• _WHAT NEEDS TO BE DONE_: Determine how many lines in the records include "Lavere". Write the number and nothing more.
▼
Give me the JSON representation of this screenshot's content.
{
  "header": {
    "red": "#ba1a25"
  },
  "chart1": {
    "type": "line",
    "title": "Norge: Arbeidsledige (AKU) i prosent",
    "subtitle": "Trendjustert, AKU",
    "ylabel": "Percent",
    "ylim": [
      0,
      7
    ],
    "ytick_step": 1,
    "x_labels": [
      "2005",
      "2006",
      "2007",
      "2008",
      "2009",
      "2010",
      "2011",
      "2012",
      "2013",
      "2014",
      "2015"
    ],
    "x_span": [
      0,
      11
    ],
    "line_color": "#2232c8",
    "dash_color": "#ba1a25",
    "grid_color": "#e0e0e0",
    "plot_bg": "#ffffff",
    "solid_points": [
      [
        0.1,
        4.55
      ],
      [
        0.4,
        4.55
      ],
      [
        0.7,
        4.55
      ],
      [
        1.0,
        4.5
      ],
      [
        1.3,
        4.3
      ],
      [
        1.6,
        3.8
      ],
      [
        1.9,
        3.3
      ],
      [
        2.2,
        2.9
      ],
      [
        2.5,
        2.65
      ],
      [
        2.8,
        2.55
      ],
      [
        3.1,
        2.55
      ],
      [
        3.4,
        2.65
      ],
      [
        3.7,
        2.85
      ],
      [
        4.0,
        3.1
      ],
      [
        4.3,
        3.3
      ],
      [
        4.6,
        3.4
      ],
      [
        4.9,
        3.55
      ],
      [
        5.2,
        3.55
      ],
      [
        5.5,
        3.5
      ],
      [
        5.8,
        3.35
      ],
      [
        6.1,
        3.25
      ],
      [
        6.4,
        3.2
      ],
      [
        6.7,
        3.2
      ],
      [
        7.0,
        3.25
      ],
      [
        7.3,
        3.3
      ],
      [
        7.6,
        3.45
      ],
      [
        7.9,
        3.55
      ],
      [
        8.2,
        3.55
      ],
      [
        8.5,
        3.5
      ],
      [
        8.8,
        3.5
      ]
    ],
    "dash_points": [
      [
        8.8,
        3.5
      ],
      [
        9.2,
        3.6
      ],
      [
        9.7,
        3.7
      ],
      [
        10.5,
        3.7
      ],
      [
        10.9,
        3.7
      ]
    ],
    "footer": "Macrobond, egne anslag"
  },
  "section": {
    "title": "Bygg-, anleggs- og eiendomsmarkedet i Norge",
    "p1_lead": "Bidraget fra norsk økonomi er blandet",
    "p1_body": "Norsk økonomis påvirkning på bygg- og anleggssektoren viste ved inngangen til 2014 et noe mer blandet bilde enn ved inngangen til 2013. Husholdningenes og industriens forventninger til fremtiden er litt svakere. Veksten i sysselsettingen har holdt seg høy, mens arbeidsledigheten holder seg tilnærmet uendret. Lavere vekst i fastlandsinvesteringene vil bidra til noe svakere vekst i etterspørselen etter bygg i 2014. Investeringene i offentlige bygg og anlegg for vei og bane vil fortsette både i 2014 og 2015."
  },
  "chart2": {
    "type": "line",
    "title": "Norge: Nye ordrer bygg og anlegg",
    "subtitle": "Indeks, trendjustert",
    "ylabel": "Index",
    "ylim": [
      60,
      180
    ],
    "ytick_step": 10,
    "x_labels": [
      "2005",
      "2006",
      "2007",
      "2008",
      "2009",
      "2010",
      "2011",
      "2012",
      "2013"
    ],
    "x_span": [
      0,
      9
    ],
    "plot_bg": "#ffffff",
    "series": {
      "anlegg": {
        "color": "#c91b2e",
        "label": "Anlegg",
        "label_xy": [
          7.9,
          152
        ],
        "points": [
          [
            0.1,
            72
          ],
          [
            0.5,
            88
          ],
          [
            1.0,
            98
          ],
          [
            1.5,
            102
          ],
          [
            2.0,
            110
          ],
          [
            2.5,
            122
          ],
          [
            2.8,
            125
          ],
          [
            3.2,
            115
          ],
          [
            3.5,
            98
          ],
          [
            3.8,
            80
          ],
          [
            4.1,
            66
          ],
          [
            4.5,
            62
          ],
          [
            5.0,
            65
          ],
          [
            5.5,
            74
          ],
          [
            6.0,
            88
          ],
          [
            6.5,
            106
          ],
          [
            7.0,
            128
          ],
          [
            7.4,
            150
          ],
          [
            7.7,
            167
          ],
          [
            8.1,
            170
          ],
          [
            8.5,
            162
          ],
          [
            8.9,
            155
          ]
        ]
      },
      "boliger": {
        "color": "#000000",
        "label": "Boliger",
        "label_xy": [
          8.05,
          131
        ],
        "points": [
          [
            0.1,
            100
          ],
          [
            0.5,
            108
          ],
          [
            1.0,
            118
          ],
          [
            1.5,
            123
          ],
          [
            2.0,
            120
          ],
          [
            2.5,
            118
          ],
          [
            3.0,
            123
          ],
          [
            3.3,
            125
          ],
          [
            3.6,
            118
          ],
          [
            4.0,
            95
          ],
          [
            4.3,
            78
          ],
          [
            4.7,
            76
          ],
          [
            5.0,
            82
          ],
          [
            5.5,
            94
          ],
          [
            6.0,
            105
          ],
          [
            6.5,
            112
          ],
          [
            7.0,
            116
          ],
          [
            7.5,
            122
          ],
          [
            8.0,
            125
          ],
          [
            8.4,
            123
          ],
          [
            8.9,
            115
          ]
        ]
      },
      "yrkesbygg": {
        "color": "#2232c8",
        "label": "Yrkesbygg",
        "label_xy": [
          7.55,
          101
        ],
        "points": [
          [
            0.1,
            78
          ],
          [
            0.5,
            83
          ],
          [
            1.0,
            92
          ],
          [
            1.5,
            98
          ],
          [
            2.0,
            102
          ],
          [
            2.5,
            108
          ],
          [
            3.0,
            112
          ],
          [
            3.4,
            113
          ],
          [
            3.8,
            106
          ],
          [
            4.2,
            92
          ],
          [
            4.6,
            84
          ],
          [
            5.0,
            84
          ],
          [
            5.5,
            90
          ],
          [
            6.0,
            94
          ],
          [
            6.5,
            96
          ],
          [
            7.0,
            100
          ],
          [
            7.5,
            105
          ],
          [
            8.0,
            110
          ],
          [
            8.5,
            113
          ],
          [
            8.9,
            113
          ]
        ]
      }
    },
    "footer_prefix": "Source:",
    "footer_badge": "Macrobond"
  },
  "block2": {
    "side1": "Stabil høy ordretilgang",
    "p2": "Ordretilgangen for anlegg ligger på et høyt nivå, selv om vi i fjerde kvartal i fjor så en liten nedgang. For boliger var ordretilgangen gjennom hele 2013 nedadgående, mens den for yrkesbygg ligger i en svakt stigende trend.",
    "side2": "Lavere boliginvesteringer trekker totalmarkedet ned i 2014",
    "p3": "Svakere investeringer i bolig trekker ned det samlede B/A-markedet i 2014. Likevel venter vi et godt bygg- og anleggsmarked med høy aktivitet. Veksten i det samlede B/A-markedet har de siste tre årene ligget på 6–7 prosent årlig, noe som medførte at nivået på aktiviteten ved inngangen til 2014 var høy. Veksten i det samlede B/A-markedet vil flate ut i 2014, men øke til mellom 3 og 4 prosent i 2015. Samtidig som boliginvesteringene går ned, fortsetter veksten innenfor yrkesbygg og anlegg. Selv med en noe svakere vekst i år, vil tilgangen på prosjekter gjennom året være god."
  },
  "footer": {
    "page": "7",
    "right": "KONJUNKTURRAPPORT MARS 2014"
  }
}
▲
▼
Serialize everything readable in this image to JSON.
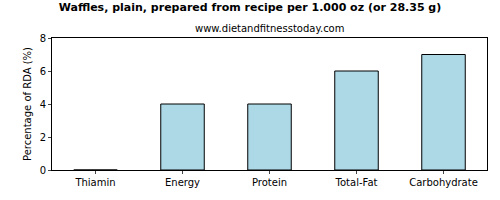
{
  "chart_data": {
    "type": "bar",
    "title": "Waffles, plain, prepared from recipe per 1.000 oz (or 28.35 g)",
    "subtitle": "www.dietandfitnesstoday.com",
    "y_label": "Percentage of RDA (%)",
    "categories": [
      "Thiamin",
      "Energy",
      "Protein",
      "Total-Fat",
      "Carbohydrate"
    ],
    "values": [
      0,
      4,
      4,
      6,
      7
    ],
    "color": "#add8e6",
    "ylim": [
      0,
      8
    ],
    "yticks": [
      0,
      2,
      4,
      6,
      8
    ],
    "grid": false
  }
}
▲
• _EXERCISE RESULT_: 2